__TASK REQUIREMENTS__: Using the entries that follow, establish how many lines contain the word "mean" and give only that figure.

__Structured page parsing data__:
----

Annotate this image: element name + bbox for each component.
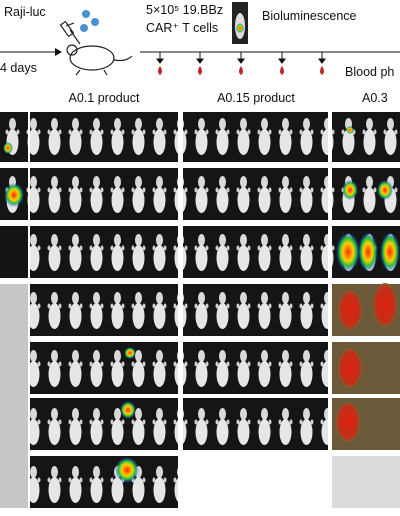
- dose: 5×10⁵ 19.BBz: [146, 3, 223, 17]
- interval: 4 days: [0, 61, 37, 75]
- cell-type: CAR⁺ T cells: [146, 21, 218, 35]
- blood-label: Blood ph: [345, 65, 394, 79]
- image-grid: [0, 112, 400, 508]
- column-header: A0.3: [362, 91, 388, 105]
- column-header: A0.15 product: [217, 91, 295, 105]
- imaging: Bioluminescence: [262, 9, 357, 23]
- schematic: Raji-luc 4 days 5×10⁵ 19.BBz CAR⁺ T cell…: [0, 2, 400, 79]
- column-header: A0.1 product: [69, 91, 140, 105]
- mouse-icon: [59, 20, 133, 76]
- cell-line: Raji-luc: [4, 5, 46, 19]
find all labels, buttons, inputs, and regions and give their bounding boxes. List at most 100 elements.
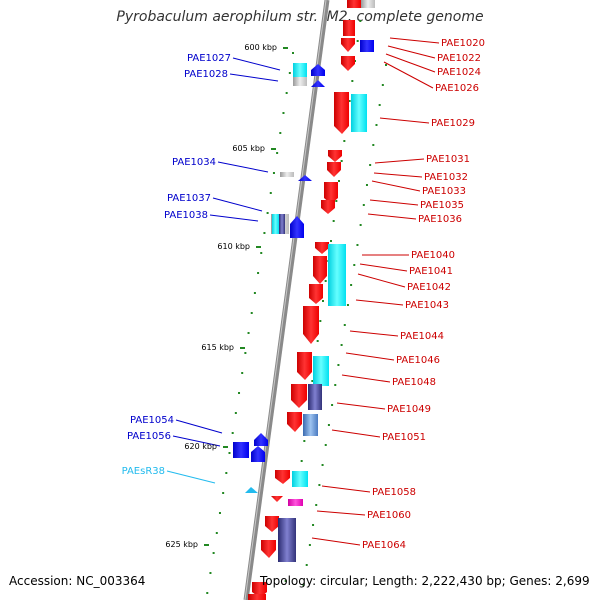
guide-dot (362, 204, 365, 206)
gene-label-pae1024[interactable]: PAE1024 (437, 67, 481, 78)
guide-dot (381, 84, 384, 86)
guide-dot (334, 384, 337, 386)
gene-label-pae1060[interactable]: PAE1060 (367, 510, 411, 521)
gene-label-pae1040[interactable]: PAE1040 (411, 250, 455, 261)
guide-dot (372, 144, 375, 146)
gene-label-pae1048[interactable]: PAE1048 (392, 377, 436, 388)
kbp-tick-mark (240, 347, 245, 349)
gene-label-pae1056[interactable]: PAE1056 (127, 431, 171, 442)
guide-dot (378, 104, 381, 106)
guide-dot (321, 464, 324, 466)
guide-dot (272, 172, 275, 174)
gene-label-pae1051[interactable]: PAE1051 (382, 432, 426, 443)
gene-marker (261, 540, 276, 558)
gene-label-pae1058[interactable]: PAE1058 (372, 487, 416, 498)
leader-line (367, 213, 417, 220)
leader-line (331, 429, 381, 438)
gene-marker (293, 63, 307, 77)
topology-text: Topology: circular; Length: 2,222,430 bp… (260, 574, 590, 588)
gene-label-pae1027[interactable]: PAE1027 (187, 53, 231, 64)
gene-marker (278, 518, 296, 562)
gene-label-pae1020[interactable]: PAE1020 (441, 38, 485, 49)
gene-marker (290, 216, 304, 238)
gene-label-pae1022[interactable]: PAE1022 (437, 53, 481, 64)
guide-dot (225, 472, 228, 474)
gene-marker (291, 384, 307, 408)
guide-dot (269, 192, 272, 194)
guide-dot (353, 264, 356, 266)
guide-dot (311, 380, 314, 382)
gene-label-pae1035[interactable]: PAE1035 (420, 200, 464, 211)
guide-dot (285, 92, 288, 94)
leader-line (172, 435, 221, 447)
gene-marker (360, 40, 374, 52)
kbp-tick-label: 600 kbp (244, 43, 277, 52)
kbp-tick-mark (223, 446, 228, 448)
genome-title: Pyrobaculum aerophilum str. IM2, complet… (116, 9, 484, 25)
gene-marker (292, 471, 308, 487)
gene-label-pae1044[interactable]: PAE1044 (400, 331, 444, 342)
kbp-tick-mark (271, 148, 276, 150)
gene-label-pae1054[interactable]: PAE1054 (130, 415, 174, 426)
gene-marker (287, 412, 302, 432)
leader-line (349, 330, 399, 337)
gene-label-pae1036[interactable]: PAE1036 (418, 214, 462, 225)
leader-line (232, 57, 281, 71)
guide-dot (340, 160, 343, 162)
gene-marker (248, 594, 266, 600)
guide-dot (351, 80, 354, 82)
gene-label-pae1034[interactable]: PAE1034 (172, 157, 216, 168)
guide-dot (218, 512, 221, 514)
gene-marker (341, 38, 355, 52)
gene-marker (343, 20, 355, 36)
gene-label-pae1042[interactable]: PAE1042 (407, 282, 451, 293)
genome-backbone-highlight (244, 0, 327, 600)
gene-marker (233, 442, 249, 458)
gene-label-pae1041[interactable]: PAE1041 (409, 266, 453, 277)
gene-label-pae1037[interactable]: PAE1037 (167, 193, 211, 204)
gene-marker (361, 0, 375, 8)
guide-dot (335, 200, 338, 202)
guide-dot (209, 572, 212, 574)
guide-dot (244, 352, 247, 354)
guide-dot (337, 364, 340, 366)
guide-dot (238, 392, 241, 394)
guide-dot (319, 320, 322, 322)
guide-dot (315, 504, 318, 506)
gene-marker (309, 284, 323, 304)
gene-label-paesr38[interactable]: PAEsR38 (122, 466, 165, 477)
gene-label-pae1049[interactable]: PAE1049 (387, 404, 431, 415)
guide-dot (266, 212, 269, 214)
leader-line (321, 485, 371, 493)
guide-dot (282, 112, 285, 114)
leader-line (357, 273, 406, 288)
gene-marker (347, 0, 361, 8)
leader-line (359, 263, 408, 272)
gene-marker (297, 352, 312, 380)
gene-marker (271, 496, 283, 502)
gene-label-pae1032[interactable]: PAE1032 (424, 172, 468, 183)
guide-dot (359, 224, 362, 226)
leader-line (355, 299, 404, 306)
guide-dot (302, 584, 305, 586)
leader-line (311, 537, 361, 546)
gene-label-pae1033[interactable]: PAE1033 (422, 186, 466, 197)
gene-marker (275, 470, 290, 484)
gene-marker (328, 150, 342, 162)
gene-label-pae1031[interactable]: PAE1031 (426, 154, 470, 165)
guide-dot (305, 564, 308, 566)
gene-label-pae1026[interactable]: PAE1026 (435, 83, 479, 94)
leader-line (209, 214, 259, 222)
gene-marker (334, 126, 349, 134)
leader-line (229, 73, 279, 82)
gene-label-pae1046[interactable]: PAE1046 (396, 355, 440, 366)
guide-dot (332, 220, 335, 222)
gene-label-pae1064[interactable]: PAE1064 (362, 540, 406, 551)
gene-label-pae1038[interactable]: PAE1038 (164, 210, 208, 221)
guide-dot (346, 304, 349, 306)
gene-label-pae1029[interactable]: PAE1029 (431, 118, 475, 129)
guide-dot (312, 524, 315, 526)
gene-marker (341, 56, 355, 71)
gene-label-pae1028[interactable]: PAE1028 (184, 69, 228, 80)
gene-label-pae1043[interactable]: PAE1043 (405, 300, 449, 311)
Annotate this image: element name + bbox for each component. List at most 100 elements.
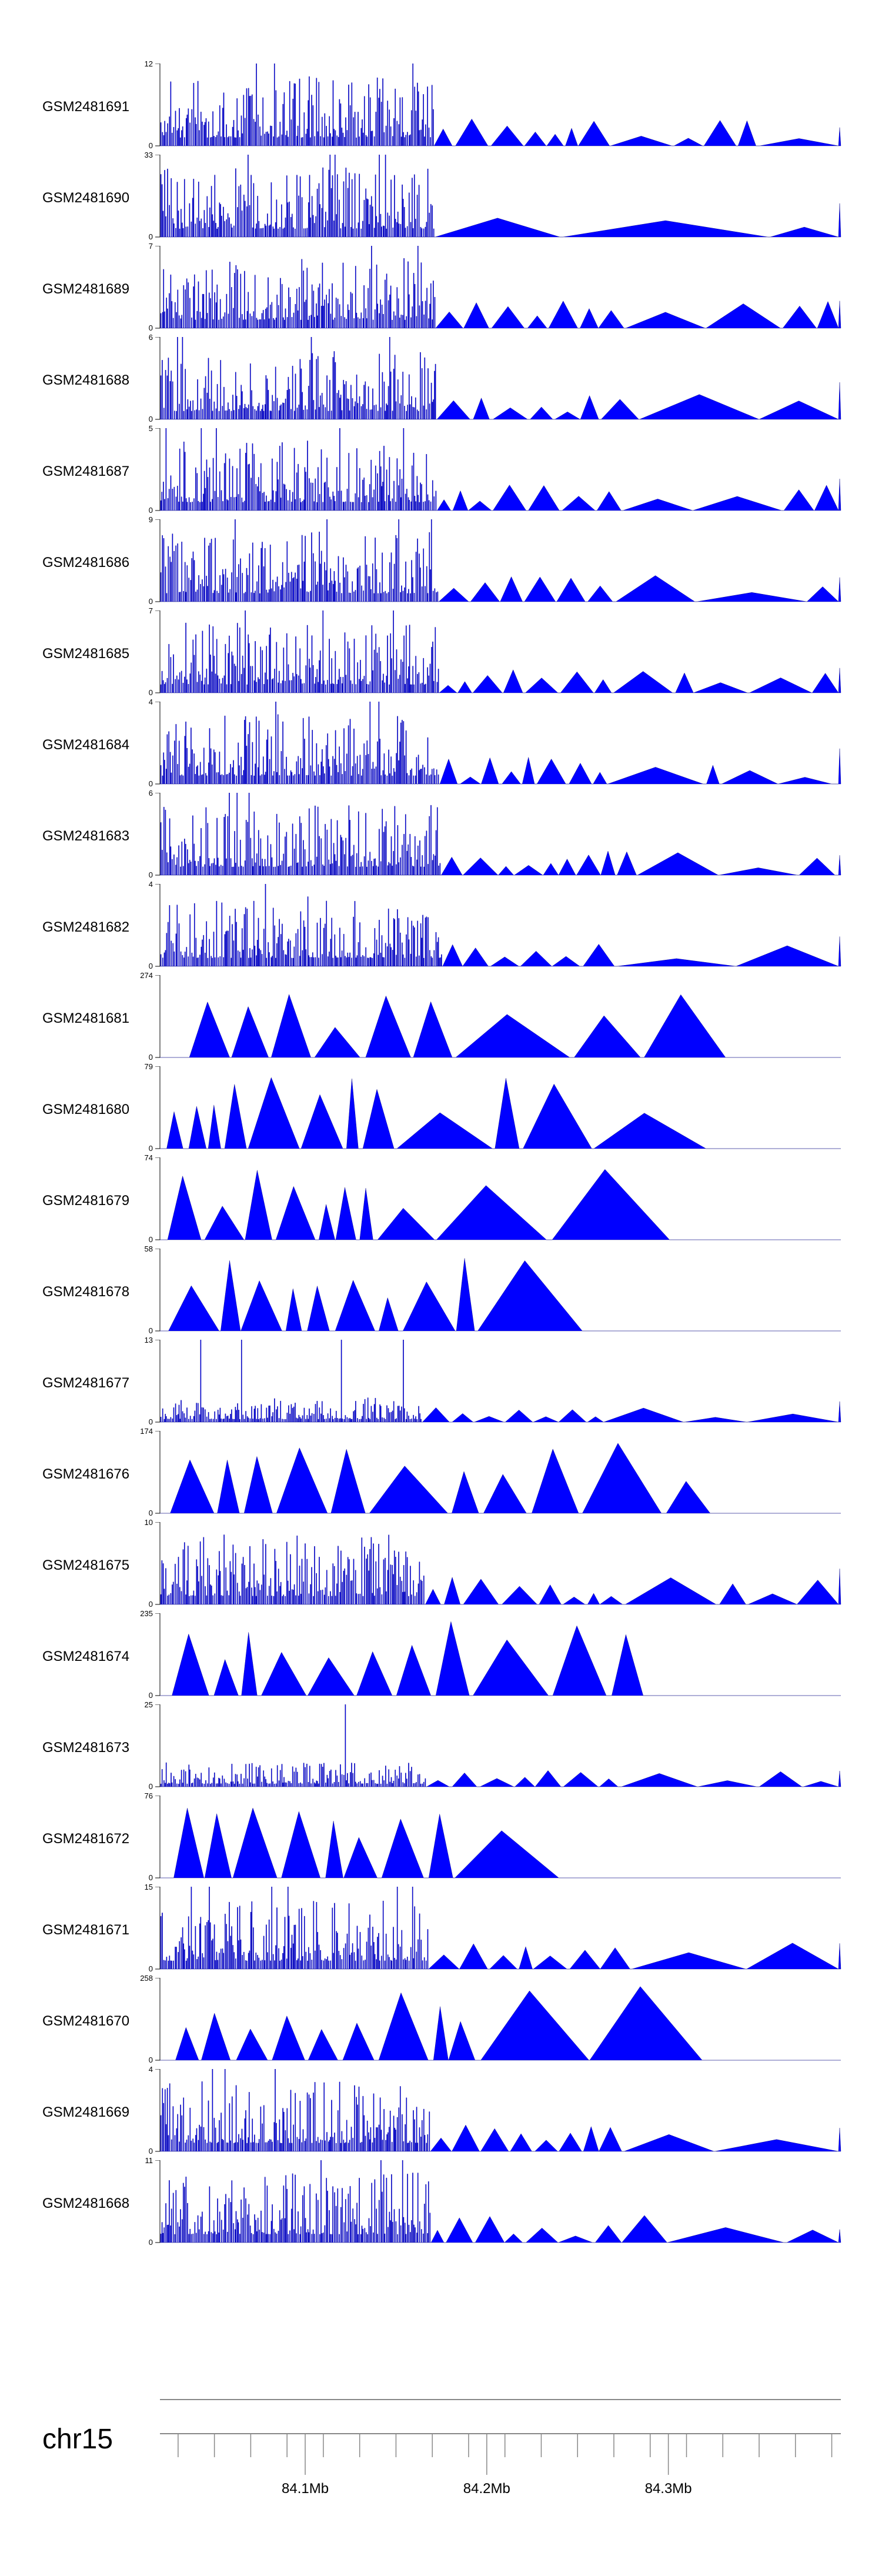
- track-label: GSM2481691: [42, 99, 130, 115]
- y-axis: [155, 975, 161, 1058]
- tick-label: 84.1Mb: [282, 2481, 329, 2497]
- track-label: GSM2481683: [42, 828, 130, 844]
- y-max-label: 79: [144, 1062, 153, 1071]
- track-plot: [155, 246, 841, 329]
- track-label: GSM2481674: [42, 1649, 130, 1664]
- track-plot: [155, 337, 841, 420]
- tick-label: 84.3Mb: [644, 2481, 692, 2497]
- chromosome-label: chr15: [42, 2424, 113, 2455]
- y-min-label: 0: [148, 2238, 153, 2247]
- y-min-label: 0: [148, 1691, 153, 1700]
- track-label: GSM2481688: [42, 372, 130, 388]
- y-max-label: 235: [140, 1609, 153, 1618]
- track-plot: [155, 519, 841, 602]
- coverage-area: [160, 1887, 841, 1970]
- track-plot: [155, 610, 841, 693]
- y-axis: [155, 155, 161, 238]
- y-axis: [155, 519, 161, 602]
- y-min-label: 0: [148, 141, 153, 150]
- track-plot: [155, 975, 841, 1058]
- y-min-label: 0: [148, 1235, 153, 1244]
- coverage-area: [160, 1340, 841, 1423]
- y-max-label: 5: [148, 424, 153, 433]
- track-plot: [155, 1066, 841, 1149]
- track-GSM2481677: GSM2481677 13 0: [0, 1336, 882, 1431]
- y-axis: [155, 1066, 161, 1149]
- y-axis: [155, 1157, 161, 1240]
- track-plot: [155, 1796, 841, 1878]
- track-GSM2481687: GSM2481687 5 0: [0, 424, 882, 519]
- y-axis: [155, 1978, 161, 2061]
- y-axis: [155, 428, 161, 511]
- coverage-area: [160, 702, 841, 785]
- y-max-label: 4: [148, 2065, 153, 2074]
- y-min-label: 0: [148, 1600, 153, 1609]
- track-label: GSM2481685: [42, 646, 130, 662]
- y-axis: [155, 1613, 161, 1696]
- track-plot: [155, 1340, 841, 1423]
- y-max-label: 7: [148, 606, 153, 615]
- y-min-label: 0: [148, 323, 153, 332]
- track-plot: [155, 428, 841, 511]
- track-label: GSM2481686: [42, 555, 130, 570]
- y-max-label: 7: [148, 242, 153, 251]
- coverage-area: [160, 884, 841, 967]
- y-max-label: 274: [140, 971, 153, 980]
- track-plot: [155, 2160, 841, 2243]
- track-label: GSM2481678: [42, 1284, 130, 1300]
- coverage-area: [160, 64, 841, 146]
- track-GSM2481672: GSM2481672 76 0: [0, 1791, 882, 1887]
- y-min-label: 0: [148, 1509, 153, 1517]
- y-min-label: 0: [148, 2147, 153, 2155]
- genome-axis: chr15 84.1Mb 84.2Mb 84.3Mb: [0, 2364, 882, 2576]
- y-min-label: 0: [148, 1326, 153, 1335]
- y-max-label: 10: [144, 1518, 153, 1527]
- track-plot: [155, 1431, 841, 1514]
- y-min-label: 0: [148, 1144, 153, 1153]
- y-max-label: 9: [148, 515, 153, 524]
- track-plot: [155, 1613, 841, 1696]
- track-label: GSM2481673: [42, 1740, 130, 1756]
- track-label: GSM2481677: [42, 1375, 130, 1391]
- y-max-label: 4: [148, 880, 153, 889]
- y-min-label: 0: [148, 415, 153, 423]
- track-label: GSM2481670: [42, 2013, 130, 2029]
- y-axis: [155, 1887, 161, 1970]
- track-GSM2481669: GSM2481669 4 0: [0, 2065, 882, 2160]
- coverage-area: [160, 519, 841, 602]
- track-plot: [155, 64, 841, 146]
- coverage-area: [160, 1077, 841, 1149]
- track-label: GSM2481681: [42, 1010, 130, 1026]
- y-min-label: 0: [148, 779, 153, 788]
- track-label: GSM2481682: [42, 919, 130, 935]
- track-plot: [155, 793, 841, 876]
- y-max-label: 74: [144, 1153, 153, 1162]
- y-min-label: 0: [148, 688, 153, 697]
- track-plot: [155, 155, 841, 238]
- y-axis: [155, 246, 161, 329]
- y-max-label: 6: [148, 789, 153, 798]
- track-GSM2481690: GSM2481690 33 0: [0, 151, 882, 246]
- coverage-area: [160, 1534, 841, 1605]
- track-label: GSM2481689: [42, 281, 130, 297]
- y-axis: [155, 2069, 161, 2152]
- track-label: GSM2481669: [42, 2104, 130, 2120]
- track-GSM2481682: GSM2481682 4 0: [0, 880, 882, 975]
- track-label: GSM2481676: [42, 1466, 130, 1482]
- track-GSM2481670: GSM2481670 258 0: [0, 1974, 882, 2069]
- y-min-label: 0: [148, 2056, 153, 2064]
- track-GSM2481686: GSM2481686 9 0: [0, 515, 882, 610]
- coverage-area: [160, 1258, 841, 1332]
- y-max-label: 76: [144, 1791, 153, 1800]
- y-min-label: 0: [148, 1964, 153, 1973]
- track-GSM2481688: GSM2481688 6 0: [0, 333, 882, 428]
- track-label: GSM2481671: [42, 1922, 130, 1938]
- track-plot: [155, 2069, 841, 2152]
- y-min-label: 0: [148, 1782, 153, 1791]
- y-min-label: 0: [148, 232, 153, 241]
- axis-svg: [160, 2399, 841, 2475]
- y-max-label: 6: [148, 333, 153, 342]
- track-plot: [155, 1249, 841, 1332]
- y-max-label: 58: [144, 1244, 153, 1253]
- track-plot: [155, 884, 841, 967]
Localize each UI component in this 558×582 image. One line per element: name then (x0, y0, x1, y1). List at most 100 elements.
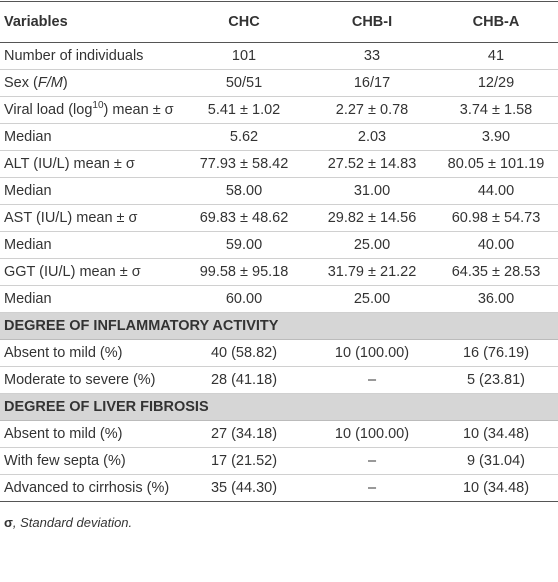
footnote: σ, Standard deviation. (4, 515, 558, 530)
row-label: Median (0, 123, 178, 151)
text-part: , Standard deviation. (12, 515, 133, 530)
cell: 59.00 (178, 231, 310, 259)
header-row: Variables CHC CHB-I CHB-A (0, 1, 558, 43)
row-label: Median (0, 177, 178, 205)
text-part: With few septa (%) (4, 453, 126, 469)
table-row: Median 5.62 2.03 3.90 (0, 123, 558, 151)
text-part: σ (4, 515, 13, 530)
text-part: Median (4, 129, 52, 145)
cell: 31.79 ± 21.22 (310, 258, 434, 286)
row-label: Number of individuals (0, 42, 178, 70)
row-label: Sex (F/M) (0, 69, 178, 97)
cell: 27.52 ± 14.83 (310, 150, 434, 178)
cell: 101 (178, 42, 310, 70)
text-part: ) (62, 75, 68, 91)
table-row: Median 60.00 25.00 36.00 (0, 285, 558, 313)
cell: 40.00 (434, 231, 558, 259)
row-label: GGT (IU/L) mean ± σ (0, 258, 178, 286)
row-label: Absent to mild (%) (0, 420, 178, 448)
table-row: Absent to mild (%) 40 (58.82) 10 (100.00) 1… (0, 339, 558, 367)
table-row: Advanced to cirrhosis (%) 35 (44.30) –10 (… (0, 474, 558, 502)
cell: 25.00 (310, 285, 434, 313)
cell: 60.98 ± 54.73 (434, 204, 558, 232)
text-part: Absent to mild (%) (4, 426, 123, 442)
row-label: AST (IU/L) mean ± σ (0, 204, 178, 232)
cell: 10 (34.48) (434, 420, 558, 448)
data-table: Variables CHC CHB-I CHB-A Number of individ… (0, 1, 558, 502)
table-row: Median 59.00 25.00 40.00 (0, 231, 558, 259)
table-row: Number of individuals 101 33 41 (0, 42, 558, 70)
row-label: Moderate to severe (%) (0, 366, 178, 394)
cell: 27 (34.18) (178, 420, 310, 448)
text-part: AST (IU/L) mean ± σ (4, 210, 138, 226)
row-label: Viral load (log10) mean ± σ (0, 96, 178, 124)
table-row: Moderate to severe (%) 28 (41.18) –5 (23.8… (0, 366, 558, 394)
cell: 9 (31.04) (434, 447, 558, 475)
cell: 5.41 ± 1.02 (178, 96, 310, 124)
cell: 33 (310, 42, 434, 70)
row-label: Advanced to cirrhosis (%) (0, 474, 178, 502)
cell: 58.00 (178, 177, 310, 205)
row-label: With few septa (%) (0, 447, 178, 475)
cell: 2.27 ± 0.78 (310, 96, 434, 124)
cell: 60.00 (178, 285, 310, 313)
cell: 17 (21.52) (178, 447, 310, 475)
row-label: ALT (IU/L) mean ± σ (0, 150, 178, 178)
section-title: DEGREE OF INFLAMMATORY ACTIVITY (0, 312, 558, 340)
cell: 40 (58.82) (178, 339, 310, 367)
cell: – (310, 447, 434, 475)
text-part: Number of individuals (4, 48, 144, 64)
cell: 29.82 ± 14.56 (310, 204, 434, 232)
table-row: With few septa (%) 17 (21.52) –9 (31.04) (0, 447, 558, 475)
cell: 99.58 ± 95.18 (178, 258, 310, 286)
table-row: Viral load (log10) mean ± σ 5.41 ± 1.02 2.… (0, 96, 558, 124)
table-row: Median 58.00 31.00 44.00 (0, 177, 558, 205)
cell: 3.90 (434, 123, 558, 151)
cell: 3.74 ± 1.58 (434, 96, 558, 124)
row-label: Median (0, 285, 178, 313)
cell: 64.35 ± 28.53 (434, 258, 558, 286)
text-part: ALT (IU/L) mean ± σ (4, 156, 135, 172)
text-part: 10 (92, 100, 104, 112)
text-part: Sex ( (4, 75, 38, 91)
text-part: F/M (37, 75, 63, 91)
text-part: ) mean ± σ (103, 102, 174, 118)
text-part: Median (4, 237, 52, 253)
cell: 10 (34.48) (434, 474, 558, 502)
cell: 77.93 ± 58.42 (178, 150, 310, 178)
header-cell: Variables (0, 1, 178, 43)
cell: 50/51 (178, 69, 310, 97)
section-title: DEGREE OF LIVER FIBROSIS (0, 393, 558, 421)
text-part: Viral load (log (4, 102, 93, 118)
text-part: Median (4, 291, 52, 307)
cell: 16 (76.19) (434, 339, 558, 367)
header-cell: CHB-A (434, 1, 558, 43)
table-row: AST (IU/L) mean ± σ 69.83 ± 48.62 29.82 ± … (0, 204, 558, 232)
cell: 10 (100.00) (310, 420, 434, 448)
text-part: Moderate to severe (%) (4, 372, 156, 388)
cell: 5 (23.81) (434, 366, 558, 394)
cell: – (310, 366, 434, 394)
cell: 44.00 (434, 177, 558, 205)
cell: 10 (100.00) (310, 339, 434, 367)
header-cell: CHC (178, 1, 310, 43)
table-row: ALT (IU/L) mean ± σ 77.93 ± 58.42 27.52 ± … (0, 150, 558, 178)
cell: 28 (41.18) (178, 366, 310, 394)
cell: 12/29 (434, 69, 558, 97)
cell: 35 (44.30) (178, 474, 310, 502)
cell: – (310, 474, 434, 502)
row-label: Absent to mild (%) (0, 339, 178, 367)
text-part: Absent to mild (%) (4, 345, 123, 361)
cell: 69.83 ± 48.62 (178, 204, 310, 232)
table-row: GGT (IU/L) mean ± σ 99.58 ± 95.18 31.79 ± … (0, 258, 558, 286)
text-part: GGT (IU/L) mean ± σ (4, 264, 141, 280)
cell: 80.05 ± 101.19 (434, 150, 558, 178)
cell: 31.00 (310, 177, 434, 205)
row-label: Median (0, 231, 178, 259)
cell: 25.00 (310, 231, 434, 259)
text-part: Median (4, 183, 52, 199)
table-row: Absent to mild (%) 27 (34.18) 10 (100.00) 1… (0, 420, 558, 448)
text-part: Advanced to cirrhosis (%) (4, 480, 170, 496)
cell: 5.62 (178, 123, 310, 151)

----

__EXPECTED ANSWER__: 12